▸ **Short problem**:
Find every line in the records below that holds the word "arrow" and copy it.

Collected data:
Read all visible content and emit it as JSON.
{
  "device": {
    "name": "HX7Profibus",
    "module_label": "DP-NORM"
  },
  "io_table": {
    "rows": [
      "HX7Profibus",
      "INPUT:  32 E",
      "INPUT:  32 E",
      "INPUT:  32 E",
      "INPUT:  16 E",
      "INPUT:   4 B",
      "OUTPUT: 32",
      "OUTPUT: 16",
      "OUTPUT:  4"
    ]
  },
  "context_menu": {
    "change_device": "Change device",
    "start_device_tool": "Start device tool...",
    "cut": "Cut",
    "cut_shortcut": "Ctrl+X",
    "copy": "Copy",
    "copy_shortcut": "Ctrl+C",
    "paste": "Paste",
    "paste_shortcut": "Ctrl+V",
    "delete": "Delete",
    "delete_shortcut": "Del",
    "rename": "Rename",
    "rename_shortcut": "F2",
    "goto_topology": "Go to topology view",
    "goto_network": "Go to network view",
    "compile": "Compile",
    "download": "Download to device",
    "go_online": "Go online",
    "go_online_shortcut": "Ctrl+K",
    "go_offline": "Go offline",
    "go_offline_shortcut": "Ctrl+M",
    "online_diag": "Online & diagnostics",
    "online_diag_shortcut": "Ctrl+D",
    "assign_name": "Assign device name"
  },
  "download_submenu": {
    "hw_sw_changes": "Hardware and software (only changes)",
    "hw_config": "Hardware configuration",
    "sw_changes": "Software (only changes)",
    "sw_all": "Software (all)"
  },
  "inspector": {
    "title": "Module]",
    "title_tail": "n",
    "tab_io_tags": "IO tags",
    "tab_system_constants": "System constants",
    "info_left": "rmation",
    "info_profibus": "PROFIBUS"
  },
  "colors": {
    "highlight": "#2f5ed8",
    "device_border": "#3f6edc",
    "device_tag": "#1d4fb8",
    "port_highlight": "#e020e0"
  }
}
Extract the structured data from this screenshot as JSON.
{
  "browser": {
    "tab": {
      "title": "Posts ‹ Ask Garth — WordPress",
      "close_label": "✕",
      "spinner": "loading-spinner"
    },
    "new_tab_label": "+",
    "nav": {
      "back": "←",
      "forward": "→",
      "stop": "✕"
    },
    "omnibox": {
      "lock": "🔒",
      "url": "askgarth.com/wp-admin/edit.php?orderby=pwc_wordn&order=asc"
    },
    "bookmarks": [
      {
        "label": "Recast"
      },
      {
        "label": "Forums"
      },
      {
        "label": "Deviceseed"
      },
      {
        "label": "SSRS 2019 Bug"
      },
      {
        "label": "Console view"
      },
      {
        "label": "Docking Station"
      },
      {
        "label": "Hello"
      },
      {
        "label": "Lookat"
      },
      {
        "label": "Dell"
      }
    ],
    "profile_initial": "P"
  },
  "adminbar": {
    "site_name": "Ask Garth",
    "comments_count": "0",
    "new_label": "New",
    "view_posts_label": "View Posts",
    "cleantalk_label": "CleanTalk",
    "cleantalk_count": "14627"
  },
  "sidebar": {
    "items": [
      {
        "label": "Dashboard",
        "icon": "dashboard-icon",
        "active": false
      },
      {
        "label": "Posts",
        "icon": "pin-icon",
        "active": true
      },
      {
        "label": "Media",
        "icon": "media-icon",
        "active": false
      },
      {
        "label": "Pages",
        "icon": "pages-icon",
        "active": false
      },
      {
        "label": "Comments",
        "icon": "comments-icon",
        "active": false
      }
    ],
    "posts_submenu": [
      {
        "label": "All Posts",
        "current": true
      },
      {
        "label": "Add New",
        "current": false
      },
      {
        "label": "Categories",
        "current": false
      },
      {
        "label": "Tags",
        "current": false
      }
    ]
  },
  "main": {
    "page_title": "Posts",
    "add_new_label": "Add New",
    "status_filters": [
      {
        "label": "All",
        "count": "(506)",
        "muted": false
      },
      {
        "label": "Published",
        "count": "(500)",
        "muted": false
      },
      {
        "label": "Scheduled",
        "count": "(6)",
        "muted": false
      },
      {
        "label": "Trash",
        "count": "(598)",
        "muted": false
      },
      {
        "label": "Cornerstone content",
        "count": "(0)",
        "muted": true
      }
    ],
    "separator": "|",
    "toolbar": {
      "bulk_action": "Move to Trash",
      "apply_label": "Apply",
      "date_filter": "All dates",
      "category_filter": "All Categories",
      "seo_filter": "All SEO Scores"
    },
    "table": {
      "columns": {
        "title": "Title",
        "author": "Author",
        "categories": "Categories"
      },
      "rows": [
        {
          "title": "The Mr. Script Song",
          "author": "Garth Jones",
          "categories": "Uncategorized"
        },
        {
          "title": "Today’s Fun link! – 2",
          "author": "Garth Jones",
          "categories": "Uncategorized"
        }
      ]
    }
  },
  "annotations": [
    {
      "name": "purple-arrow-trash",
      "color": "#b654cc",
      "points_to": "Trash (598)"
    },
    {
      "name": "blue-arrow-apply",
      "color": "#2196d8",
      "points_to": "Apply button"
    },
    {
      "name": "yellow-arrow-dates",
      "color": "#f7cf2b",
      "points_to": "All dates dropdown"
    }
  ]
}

▸ **Response to the exercise**:
      "name": "purple-arrow-trash",
      "name": "blue-arrow-apply",
      "name": "yellow-arrow-dates",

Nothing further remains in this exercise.